EXTRACT:
-=-=-
Bryan Singer returns at the directing helm of X-Men: Apocalypse, the ninth installment of the X-Men franchise. Having directed some very good, even excellent films from several different genres, there is a certain level of quality that we have come to expect from not only Singer, himself, but from the X-Men films as well. This latest installment has been getting a beating from some critics, and although Apocalypse is not in the category of some of the other X-Men films, it is a decent film thanks largely to excellent performances, a compelling (enough) plot and fantastic visuals. There was an odd opening “thank you” from the lovely Alexandra Shipp on behalf of the entire cast and crew before the film even starts. There was nothing wrong with it, but I am 48 years old and have never seen this in all of my years. Not a complaint, just an observation.
The film opens with the attempted assassination of En Sabah Nur (ultimately played by Oscar Isaac), who is believed to be the first mutant. He must change bodies to stay alive but is seemingly indestructible. Uncovered many years late (1983 to be exact) he attempts to recruit the other mutants by enhancing their powers for, what else, EVIL. I won’t divulge much of the plot because it is very involved, hops around the world from location to location and is better if you go into this film not knowing that much. Such as to say though, the plot takes a while to get established. Fortunately, I was interested in these characters, their powers and Oscar Isaac did not disappoint as En Sabah Nur.
-=-=-
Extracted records
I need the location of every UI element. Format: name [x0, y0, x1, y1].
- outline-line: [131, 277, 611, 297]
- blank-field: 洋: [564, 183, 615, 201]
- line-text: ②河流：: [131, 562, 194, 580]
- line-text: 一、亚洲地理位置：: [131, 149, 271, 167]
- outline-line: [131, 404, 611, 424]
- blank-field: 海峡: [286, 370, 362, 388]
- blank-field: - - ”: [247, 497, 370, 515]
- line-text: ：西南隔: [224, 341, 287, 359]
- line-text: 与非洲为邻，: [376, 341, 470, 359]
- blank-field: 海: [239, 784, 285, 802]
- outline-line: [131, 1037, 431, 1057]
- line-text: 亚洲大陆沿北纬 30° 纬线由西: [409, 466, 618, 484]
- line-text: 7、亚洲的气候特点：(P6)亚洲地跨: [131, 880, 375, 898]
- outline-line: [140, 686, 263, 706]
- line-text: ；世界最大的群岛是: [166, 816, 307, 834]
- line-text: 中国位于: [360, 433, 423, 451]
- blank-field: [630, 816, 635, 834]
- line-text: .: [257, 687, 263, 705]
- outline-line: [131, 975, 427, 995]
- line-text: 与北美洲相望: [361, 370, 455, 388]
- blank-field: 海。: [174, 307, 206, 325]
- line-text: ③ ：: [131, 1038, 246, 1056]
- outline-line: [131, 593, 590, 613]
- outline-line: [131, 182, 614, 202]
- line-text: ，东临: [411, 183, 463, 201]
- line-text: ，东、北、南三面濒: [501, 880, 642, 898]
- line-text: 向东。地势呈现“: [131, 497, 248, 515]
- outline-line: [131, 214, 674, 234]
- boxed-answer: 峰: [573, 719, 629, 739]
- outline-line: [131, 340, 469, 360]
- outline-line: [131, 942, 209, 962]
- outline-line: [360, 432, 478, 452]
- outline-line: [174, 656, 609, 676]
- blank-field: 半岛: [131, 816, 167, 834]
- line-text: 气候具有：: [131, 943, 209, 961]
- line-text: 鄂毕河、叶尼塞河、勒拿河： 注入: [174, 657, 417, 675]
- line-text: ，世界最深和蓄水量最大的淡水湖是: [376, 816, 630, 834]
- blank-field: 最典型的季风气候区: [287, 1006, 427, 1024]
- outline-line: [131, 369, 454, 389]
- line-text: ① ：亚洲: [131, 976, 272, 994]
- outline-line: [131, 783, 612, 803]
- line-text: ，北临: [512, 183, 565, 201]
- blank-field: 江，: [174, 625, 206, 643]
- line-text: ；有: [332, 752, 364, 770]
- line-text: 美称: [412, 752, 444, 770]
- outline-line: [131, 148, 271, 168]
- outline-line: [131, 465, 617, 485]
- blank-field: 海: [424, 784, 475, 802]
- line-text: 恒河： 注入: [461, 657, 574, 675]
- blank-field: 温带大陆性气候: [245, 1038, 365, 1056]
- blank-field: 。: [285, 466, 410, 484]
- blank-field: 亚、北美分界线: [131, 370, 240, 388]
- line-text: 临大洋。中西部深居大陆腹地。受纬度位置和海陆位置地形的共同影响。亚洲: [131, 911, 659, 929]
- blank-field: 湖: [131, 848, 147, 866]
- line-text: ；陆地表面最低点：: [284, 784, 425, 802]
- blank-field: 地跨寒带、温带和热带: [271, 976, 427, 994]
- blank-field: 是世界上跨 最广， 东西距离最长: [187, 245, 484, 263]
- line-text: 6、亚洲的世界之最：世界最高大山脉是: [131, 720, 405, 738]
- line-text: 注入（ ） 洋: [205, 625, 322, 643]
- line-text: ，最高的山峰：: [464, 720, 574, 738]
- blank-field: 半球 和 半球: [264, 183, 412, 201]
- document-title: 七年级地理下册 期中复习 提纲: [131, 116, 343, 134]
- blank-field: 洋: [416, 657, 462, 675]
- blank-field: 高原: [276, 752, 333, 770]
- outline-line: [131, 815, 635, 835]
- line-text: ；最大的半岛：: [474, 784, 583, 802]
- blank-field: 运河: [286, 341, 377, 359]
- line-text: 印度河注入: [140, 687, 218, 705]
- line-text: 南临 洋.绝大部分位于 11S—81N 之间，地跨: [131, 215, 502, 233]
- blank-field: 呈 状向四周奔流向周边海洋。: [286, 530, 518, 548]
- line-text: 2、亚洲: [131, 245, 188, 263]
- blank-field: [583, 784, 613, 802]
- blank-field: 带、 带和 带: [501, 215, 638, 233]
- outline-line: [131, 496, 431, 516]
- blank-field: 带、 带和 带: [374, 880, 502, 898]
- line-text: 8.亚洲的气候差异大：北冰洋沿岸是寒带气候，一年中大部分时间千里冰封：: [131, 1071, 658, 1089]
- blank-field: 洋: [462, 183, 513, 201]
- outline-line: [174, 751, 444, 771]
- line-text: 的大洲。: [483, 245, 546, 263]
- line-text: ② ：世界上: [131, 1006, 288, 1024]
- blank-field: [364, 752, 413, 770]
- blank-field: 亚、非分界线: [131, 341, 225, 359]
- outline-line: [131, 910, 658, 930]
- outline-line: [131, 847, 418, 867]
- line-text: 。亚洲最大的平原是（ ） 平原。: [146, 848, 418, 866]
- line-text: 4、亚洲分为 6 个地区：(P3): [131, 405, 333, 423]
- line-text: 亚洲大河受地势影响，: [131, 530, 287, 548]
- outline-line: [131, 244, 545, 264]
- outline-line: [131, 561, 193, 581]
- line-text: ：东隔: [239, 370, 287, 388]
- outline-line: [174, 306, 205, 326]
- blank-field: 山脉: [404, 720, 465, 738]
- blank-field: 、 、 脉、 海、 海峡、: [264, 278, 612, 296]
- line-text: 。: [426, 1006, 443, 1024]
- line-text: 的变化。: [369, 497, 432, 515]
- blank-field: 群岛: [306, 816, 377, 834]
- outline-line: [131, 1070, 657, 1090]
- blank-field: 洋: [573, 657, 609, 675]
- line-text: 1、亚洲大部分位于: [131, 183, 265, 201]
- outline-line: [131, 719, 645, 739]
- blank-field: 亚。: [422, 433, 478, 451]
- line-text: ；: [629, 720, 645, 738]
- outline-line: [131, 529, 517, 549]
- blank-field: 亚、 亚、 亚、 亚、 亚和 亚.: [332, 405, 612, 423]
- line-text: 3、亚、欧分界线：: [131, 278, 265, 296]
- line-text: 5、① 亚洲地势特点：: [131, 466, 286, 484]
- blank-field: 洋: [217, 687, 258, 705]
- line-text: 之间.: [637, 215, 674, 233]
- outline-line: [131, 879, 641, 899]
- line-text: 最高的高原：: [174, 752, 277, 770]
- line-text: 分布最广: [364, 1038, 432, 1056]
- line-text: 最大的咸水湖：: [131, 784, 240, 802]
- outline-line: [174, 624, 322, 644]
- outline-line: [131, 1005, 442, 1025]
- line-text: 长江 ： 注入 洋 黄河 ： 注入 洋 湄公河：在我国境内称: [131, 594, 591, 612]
-=-=-
OBJECTIVE A: Output as a JSON list of strings the rows from the very first one through the row holding "- outline-line: [131, 404, 611, 424]", inclusive, one string per line and no blank lines.
OBJECTIVE B: Write what comes next in the X-Men: Apocalypse review.
The review and the rows have nothing to do with each other.

REPLY A:
[
  "I need the location of every UI element. Format: name [x0, y0, x1, y1].",
  "- outline-line: [131, 277, 611, 297]",
  "- blank-field: 洋: [564, 183, 615, 201]",
  "- line-text: ②河流：: [131, 562, 194, 580]",
  "- line-text: 一、亚洲地理位置：: [131, 149, 271, 167]",
  "- outline-line: [131, 404, 611, 424]"
]

REPLY B:
Almost every mutant featured in the previous films makes an appearance in Apocalypse with the exception of Rogue. Oddly, she is not even referenced and Wolverine has one big scene and never heard from again, so if these are two that you are going to see the film for, you will be disappointed. If you are interested in the larger story dealing with just about every other mutant then this is your movie. I can see why some have still come away disappointed. X-Men: Apocalypse takes a while to get its footing and does not seem to be in a rush. At a run time of almost 2 1/2 hours, it does not need to be in a hurry. It takes it time in developing the characters when they are all still in their teens and just becoming aware of their abilities. Only, Magneto (Michael Fassbender), the Professor (James McAvoy) and Mystique (Jennifer Lawrence) are as they have been, age wise, throughout this series. McAvoy and Fassbender are both terrific as always but for me, Lawrence seemed a bit wooden here, and was the weakest link, but she is serviceable enough to get the job done as a character.
The cast, too numerous to mention, is uniformly excellent and the Singer’s pacing though deliberate and methodical is at a decent clip so, although there are some gaps in the pacing, I did not lose interest in what I was watching and Quicksilver has some terrific moments that give this film some added levity. This guy really needs his own movie. The visuals are stuffed almost to the rim and at the detriment of the story, to a certain degree. But overall, this is a decent film and I think some of the bashing it has taken is a little bit unfair. It still remains true to its original theme of people accepting others who are different and even poses some interesting questions not touched on before. John Ottman, who has scored a lot of Singer’s films, provides another gritty score that does the action justice but also enhances the drama, effectively.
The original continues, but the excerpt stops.